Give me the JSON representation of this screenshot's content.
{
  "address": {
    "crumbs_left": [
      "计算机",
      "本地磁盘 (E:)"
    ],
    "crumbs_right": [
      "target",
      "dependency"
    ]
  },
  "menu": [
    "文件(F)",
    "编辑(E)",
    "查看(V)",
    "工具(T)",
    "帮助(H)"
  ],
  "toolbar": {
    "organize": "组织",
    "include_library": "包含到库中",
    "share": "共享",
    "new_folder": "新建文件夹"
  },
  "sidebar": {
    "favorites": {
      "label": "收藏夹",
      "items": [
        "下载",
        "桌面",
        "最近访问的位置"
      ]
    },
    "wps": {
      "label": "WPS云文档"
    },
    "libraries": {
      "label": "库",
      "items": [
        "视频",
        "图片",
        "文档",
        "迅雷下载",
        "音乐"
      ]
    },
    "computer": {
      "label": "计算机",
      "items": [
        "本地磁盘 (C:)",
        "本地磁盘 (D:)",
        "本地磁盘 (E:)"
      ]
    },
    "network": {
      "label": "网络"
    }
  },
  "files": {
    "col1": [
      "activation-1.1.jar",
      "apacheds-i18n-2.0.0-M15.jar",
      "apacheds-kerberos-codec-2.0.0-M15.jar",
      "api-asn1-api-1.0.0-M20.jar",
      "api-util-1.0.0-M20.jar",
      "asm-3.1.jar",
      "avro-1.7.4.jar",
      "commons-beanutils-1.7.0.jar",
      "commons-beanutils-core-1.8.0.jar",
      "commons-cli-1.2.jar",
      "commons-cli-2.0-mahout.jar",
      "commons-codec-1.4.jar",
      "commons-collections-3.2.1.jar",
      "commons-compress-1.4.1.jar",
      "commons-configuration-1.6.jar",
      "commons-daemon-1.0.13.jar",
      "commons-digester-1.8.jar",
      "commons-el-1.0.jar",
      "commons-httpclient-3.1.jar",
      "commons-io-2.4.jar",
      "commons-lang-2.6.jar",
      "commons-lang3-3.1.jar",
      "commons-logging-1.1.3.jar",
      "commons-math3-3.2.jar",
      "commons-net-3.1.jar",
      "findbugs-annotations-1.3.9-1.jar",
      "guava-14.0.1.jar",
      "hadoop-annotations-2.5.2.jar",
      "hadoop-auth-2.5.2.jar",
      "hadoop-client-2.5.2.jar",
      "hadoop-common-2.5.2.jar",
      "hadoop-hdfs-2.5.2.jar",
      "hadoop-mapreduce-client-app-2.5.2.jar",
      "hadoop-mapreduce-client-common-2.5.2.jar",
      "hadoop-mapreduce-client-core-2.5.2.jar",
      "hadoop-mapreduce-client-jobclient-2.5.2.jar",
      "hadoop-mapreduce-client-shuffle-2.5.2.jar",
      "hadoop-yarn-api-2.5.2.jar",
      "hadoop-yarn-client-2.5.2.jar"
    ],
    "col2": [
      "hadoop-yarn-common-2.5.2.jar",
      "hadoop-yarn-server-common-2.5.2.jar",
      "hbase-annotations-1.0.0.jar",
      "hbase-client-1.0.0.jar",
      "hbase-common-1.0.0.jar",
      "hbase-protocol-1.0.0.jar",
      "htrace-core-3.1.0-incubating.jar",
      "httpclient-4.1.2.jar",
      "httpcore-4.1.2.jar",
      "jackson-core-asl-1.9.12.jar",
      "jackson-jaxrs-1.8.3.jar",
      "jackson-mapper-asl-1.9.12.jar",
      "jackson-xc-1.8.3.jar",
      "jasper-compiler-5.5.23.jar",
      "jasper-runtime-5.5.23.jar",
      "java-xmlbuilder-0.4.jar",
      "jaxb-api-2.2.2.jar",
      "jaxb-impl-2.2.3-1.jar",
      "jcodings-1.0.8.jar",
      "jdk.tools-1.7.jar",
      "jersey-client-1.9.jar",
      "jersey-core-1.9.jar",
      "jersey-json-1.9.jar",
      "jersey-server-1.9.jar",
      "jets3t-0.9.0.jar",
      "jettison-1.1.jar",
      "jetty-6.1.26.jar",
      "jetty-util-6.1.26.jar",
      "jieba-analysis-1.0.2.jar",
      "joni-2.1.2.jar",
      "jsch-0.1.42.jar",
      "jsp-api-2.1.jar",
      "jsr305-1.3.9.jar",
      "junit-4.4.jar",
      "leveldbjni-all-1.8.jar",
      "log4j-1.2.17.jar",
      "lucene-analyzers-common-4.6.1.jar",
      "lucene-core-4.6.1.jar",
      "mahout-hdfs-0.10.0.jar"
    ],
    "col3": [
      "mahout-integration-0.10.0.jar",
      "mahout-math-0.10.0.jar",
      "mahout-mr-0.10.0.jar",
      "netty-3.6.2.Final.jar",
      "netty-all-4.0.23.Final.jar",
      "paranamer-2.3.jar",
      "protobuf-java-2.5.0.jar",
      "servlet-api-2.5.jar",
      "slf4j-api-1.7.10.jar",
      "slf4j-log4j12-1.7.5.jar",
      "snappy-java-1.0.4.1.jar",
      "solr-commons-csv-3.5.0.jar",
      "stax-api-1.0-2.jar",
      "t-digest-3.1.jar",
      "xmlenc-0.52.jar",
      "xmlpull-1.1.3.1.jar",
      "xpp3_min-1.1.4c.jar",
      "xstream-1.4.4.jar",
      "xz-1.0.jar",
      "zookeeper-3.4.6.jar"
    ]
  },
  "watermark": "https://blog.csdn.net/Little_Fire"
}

▶ **Exercise task**: Copy out every line in the listing where the word "jackson" appears.

▶ **Correct result**:
      "jackson-core-asl-1.9.12.jar",
      "jackson-jaxrs-1.8.3.jar",
      "jackson-mapper-asl-1.9.12.jar",
      "jackson-xc-1.8.3.jar",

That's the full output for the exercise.